_The input_
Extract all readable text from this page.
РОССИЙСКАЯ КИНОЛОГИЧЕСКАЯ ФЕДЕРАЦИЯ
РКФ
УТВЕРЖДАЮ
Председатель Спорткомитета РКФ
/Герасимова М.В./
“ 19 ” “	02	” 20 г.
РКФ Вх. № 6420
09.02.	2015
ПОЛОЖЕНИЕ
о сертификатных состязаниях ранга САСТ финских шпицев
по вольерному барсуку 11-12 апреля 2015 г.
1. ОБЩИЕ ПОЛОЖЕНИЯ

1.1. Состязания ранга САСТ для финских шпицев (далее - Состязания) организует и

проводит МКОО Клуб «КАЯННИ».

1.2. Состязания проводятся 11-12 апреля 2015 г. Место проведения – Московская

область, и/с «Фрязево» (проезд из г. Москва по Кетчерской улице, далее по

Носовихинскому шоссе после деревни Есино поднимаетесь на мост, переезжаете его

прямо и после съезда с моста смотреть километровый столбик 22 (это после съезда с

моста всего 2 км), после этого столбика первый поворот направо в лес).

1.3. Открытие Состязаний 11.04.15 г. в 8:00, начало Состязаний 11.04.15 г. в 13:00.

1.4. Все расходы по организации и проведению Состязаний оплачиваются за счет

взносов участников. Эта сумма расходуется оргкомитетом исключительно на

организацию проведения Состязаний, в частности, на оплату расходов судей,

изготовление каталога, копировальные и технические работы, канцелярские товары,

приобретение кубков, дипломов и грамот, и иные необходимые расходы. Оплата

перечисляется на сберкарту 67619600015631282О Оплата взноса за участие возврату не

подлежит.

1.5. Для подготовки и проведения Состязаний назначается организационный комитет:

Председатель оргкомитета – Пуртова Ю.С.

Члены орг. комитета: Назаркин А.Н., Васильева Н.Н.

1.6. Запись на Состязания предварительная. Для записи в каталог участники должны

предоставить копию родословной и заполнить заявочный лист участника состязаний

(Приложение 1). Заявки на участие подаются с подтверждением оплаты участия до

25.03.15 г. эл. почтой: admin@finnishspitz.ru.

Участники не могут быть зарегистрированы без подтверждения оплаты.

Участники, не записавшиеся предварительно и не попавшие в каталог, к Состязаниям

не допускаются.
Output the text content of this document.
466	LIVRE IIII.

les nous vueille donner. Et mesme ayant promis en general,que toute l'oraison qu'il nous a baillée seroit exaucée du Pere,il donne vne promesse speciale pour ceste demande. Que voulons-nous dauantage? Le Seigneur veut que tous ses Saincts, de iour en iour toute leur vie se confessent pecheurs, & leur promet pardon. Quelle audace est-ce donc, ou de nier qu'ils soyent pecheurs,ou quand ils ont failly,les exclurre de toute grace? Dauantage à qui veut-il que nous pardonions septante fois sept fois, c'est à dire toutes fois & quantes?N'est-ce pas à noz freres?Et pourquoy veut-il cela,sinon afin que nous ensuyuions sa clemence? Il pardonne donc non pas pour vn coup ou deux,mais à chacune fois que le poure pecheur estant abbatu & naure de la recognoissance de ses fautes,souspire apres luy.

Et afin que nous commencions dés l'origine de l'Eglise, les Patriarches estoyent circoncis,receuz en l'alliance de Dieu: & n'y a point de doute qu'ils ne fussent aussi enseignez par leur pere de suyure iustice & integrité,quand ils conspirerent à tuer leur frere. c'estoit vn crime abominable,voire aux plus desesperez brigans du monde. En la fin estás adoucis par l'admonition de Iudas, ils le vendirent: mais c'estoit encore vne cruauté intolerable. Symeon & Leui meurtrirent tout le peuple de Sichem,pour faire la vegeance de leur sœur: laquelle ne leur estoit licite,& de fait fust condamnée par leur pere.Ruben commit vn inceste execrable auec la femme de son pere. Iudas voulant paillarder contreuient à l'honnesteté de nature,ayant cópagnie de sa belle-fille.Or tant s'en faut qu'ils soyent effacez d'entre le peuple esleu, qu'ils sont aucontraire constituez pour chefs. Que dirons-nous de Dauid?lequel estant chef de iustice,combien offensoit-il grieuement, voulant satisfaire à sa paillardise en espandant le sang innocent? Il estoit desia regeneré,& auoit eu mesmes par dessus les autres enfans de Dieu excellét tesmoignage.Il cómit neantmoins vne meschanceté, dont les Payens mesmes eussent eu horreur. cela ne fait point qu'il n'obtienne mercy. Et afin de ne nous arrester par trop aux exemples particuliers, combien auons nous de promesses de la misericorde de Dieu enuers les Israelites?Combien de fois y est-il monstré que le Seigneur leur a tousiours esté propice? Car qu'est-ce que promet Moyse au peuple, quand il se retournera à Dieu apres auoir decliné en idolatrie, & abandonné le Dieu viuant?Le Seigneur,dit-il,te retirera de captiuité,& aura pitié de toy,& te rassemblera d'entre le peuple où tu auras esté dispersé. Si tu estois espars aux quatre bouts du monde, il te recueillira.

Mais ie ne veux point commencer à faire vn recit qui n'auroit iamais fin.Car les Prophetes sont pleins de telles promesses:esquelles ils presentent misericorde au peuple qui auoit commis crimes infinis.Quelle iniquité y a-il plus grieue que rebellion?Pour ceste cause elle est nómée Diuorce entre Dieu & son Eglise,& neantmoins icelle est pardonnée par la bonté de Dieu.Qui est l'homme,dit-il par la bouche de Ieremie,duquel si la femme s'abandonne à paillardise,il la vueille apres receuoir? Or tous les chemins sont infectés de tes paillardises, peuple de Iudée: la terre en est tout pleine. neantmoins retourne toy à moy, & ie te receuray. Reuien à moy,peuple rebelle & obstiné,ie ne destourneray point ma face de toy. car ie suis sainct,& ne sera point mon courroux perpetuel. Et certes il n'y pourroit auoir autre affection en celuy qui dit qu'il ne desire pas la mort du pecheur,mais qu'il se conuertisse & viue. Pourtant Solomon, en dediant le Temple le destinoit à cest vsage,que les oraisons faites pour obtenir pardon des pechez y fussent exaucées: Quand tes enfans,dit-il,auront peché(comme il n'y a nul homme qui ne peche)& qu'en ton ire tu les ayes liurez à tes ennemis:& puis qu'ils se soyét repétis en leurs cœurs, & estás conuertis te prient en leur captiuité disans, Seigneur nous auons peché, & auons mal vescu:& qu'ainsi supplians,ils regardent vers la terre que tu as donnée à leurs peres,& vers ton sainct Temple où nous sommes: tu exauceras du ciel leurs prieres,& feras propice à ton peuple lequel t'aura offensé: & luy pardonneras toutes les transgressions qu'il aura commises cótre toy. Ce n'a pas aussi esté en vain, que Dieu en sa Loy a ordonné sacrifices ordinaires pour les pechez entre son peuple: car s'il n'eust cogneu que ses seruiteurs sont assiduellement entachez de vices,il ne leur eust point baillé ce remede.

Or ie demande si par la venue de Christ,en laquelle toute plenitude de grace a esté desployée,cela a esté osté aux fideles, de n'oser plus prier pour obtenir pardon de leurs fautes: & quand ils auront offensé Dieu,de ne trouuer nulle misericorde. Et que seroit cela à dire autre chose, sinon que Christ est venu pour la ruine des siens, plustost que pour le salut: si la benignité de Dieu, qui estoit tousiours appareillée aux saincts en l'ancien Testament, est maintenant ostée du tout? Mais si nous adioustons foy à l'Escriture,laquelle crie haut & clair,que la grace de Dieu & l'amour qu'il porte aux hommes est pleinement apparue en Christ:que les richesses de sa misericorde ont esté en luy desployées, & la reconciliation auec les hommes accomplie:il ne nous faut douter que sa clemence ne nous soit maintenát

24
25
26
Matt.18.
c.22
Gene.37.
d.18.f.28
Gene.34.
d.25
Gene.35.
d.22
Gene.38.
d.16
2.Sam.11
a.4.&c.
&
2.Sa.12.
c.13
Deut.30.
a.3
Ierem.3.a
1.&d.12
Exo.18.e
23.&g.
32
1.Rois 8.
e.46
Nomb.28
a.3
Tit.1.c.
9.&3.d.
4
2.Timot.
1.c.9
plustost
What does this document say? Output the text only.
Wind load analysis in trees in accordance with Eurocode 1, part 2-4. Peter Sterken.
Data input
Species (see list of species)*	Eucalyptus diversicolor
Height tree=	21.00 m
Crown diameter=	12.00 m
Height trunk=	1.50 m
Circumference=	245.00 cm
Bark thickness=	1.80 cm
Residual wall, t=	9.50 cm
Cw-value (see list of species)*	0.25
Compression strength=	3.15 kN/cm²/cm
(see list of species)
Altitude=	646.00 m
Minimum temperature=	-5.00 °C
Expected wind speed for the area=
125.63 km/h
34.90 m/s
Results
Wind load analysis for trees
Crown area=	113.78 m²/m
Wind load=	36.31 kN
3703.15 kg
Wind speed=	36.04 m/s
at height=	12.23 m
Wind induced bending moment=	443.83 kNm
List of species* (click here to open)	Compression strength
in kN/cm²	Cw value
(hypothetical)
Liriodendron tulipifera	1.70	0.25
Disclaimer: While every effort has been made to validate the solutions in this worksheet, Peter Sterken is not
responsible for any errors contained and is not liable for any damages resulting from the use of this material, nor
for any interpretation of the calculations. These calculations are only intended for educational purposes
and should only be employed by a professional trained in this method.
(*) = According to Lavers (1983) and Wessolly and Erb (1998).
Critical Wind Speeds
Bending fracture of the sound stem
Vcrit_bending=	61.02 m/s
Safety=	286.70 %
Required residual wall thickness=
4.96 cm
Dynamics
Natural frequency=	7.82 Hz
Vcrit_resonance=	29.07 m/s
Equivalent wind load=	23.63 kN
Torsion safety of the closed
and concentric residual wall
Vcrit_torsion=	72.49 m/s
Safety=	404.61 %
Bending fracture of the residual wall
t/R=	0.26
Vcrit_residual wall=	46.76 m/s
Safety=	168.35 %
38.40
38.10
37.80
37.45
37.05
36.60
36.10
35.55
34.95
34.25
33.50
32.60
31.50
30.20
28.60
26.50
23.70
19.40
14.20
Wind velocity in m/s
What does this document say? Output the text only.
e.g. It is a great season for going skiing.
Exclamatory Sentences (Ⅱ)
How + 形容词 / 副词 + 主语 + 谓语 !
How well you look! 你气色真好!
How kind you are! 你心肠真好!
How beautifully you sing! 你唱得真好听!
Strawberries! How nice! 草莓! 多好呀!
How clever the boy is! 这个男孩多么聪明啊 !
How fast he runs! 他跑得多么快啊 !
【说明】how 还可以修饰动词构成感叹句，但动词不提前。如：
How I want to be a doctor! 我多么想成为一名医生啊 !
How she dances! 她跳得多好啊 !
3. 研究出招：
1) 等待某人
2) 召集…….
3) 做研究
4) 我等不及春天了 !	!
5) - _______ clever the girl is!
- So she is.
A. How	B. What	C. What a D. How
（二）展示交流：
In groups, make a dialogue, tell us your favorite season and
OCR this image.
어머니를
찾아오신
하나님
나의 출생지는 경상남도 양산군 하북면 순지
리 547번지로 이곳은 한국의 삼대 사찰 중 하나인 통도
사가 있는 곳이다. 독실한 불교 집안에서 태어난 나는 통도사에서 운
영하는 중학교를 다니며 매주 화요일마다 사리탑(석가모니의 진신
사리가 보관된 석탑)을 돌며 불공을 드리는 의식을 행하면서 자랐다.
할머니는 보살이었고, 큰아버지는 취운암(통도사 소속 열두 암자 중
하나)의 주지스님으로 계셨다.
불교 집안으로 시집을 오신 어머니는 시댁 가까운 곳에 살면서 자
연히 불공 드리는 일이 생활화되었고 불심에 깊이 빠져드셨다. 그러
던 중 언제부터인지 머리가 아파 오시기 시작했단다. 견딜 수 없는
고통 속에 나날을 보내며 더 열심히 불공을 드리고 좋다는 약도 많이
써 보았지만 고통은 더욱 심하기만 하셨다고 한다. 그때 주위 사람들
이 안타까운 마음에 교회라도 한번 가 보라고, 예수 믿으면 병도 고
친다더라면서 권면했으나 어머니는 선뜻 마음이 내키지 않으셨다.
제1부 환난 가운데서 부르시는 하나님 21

_Task goal_
Every line containing the string "Crown" must be listed.

_The result_
Crown diameter=	12.00 m
Crown area=	113.78 m²/m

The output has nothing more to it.